:: Exercise aim ::
Scan the records for the word "rules". Copy each line that includes it.

:: Given entries ::
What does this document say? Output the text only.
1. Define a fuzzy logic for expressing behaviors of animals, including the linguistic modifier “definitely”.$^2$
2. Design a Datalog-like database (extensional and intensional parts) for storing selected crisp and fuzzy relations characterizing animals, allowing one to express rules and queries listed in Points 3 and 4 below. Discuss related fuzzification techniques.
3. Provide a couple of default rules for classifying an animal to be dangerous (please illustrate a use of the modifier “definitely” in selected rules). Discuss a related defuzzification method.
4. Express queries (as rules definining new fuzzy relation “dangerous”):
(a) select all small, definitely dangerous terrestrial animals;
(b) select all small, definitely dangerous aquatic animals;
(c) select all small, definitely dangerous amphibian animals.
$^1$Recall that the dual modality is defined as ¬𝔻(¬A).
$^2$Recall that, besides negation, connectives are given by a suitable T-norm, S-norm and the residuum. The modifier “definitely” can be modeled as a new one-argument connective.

* * *

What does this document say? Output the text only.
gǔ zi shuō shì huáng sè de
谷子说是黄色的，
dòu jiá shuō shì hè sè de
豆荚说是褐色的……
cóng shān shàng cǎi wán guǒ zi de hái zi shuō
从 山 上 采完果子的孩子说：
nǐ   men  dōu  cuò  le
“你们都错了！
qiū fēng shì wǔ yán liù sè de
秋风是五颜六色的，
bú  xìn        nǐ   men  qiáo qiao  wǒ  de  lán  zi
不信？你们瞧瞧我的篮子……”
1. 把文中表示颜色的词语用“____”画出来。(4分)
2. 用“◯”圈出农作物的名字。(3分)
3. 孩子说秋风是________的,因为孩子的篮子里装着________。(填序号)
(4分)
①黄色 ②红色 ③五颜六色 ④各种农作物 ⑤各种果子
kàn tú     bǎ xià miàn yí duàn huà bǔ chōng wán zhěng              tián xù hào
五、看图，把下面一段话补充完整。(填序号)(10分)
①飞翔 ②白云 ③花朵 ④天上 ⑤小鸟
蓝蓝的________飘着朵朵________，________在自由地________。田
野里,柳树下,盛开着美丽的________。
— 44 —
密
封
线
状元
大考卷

---

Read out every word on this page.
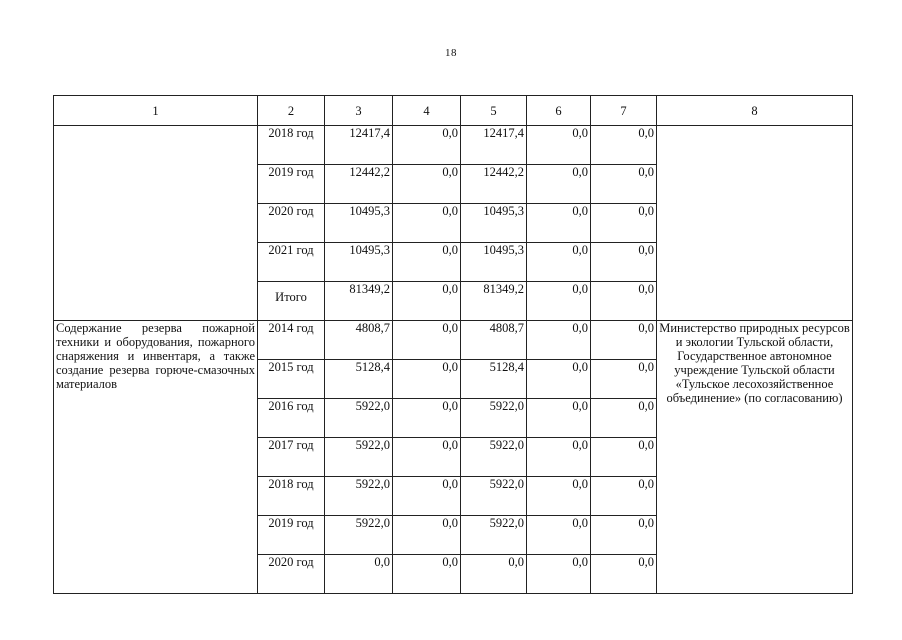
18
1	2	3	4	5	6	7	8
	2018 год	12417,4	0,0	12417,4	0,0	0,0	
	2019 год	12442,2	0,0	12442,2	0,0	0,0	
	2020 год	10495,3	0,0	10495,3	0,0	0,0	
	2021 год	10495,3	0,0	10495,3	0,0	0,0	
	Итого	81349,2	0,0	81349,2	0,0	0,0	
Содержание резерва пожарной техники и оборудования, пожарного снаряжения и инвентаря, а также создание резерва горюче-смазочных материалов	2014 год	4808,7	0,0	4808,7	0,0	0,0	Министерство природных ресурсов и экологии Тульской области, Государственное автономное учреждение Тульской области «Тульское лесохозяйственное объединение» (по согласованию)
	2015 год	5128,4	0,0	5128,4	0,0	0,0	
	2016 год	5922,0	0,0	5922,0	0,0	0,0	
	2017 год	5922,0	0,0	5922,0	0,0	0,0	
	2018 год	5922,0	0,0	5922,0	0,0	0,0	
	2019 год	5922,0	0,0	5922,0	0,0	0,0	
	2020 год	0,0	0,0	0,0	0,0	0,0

:: Answer to the task ::
2. Design a Datalog-like database (extensional and intensional parts) for storing selected crisp and fuzzy relations characterizing animals, allowing one to express rules and queries listed in Points 3 and 4 below. Discuss related fuzzification techniques.
3. Provide a couple of default rules for classifying an animal to be dangerous (please illustrate a use of the modifier “definitely” in selected rules). Discuss a related defuzzification method.
4. Express queries (as rules definining new fuzzy relation “dangerous”):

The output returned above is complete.